** What to work on **
Please transcribe the data below exactly. Leave the pictures out.

** Data lines **
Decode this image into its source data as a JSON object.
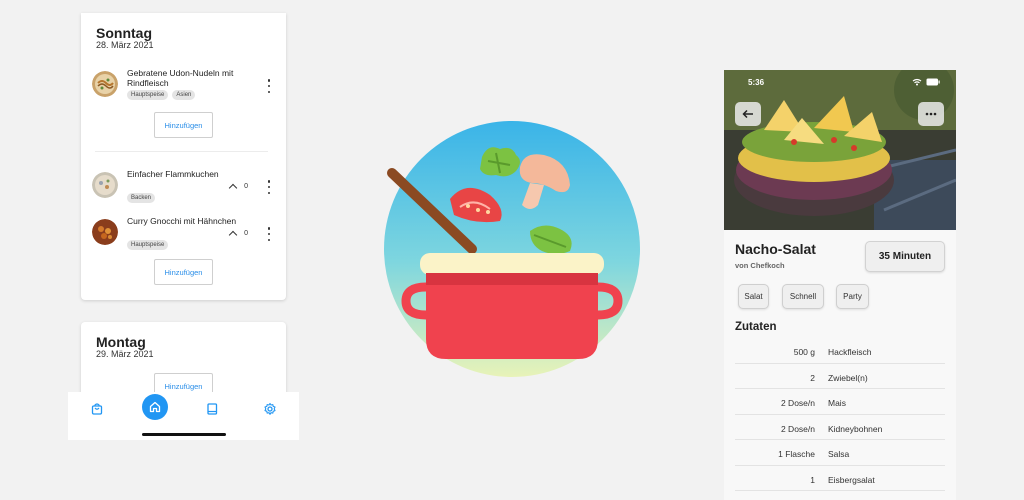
{
  "left_app": {
    "days": [
      {
        "title": "Sonntag",
        "date": "28. März 2021",
        "meals": [
          {
            "name": "Gebratene Udon-Nudeln mit Rindfleisch",
            "tags": [
              "Hauptspeise",
              "Asien"
            ]
          }
        ],
        "add_label": "Hinzufügen",
        "suggestions": [
          {
            "name": "Einfacher Flammkuchen",
            "tags": [
              "Backen"
            ],
            "votes": "0"
          },
          {
            "name": "Curry Gnocchi mit Hähnchen",
            "tags": [
              "Hauptspeise"
            ],
            "votes": "0"
          }
        ],
        "suggestions_add_label": "Hinzufügen"
      },
      {
        "title": "Montag",
        "date": "29. März 2021",
        "add_label": "Hinzufügen"
      }
    ],
    "nav": [
      "shopping-bag-icon",
      "home-icon",
      "book-icon",
      "settings-icon"
    ],
    "accent_color": "#2196f3"
  },
  "right_app": {
    "status_time": "5:36",
    "recipe": {
      "title": "Nacho-Salat",
      "author": "von Chefkoch",
      "time": "35 Minuten",
      "categories": [
        "Salat",
        "Schnell",
        "Party"
      ],
      "ingredients_heading": "Zutaten",
      "ingredients": [
        {
          "amount": "500 g",
          "name": "Hackfleisch"
        },
        {
          "amount": "2",
          "name": "Zwiebel(n)"
        },
        {
          "amount": "2 Dose/n",
          "name": "Mais"
        },
        {
          "amount": "2 Dose/n",
          "name": "Kidneybohnen"
        },
        {
          "amount": "1 Flasche",
          "name": "Salsa"
        },
        {
          "amount": "1",
          "name": "Eisbergsalat"
        }
      ]
    }
  }
}
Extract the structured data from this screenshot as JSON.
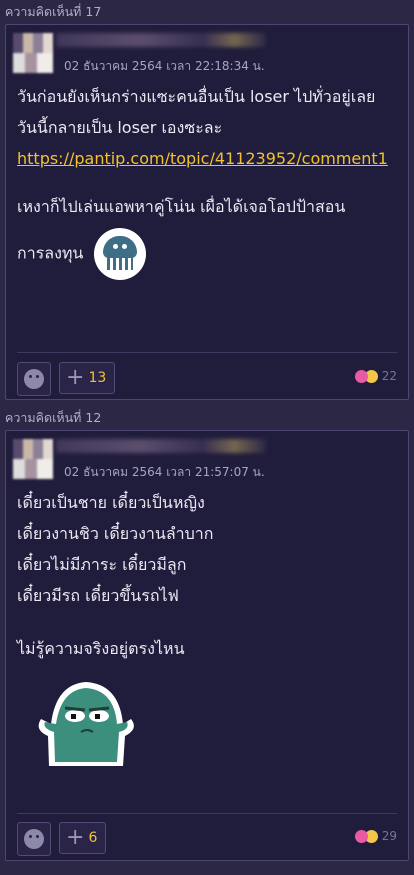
{
  "comments": [
    {
      "header": "ความคิดเห็นที่ 17",
      "timestamp": "02 ธันวาคม 2564 เวลา 22:18:34 น.",
      "lines": [
        "วันก่อนยังเห็นกร่างแซะคนอื่นเป็น loser ไปทั่วอยู่เลย  วันนี้กลายเป็น loser เองซะละ"
      ],
      "link": "https://pantip.com/topic/41123952/comment1",
      "lines2": [
        "เหงาก็ไปเล่นแอพหาคู่โน่น เผื่อได้เจอโอปป้าสอน",
        "การลงทุน"
      ],
      "plus_count": "13",
      "reaction_count": "22"
    },
    {
      "header": "ความคิดเห็นที่ 12",
      "timestamp": "02 ธันวาคม 2564 เวลา 21:57:07 น.",
      "lines": [
        "เดี๋ยวเป็นชาย เดี๋ยวเป็นหญิง",
        "เดี๋ยวงานชิว เดี๋ยวงานลำบาก",
        "เดี๋ยวไม่มีภาระ เดี๋ยวมีลูก",
        "เดี๋ยวมีรถ เดี๋ยวขึ้นรถไฟ",
        "",
        "ไม่รู้ความจริงอยู่ตรงไหน"
      ],
      "plus_count": "6",
      "reaction_count": "29"
    }
  ],
  "icons": {
    "emotion": "smiley-icon",
    "plus": "plus-icon",
    "heart": "heart-reaction-icon",
    "laugh": "laugh-reaction-icon"
  },
  "colors": {
    "background": "#2b2745",
    "card": "#201c3b",
    "accent": "#f2c230",
    "heart": "#e85aa5"
  }
}
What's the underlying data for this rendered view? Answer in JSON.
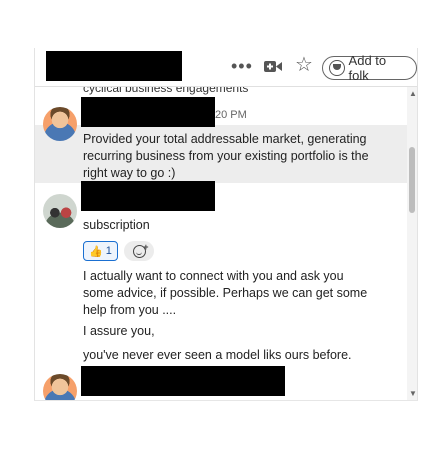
{
  "header": {
    "more_label": "•••",
    "add_button_label": "Add to folk"
  },
  "conversation": {
    "cut_off_text": "cyclical business engagements",
    "msg1": {
      "time_fragment": "20 PM",
      "text": "Provided your total addressable market, generating recurring business from your existing portfolio is the right way to go :)"
    },
    "msg2": {
      "line1": "subscription",
      "reaction_count": "1",
      "line2": "I actually want to connect with you and ask you some advice, if possible. Perhaps we can get some help from you ....",
      "line3": "I assure you,",
      "line4": "you've never ever seen a model liks ours before."
    }
  },
  "icons": [
    "more-icon",
    "video-icon",
    "star-icon",
    "folk-icon",
    "thumbs-up-icon",
    "add-reaction-icon"
  ],
  "colors": {
    "reaction_border": "#1a6fd1",
    "highlight": "#ededed"
  }
}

** Answer below **
Decode this image into its source data as a JSON object.
{
  "left_app": {
    "days": [
      {
        "title": "Sonntag",
        "date": "28. März 2021",
        "meals": [
          {
            "name": "Gebratene Udon-Nudeln mit Rindfleisch",
            "tags": [
              "Hauptspeise",
              "Asien"
            ]
          }
        ],
        "add_label": "Hinzufügen",
        "suggestions": [
          {
            "name": "Einfacher Flammkuchen",
            "tags": [
              "Backen"
            ],
            "votes": "0"
          },
          {
            "name": "Curry Gnocchi mit Hähnchen",
            "tags": [
              "Hauptspeise"
            ],
            "votes": "0"
          }
        ],
        "suggestions_add_label": "Hinzufügen"
      },
      {
        "title": "Montag",
        "date": "29. März 2021",
        "add_label": "Hinzufügen"
      }
    ],
    "nav": [
      "shopping-bag-icon",
      "home-icon",
      "book-icon",
      "settings-icon"
    ],
    "accent_color": "#2196f3"
  },
  "right_app": {
    "status_time": "5:36",
    "recipe": {
      "title": "Nacho-Salat",
      "author": "von Chefkoch",
      "time": "35 Minuten",
      "categories": [
        "Salat",
        "Schnell",
        "Party"
      ],
      "ingredients_heading": "Zutaten",
      "ingredients": [
        {
          "amount": "500 g",
          "name": "Hackfleisch"
        },
        {
          "amount": "2",
          "name": "Zwiebel(n)"
        },
        {
          "amount": "2 Dose/n",
          "name": "Mais"
        },
        {
          "amount": "2 Dose/n",
          "name": "Kidneybohnen"
        },
        {
          "amount": "1 Flasche",
          "name": "Salsa"
        },
        {
          "amount": "1",
          "name": "Eisbergsalat"
        }
      ]
    }
  }
}
Extract the structured data from this screenshot as JSON.
{
  "comments": [
    {
      "header": "ความคิดเห็นที่ 17",
      "timestamp": "02 ธันวาคม 2564 เวลา 22:18:34 น.",
      "lines": [
        "วันก่อนยังเห็นกร่างแซะคนอื่นเป็น loser ไปทั่วอยู่เลย  วันนี้กลายเป็น loser เองซะละ"
      ],
      "link": "https://pantip.com/topic/41123952/comment1",
      "lines2": [
        "เหงาก็ไปเล่นแอพหาคู่โน่น เผื่อได้เจอโอปป้าสอน",
        "การลงทุน"
      ],
      "plus_count": "13",
      "reaction_count": "22"
    },
    {
      "header": "ความคิดเห็นที่ 12",
      "timestamp": "02 ธันวาคม 2564 เวลา 21:57:07 น.",
      "lines": [
        "เดี๋ยวเป็นชาย เดี๋ยวเป็นหญิง",
        "เดี๋ยวงานชิว เดี๋ยวงานลำบาก",
        "เดี๋ยวไม่มีภาระ เดี๋ยวมีลูก",
        "เดี๋ยวมีรถ เดี๋ยวขึ้นรถไฟ",
        "",
        "ไม่รู้ความจริงอยู่ตรงไหน"
      ],
      "plus_count": "6",
      "reaction_count": "29"
    }
  ],
  "icons": {
    "emotion": "smiley-icon",
    "plus": "plus-icon",
    "heart": "heart-reaction-icon",
    "laugh": "laugh-reaction-icon"
  },
  "colors": {
    "background": "#2b2745",
    "card": "#201c3b",
    "accent": "#f2c230",
    "heart": "#e85aa5"
  }
}
What's the underlying data for this rendered view? Answer in JSON.
{
  "header": {
    "more_label": "•••",
    "add_button_label": "Add to folk"
  },
  "conversation": {
    "cut_off_text": "cyclical business engagements",
    "msg1": {
      "time_fragment": "20 PM",
      "text": "Provided your total addressable market, generating recurring business from your existing portfolio is the right way to go :)"
    },
    "msg2": {
      "line1": "subscription",
      "reaction_count": "1",
      "line2": "I actually want to connect with you and ask you some advice, if possible. Perhaps we can get some help from you ....",
      "line3": "I assure you,",
      "line4": "you've never ever seen a model liks ours before."
    }
  },
  "icons": [
    "more-icon",
    "video-icon",
    "star-icon",
    "folk-icon",
    "thumbs-up-icon",
    "add-reaction-icon"
  ],
  "colors": {
    "reaction_border": "#1a6fd1",
    "highlight": "#ededed"
  }
}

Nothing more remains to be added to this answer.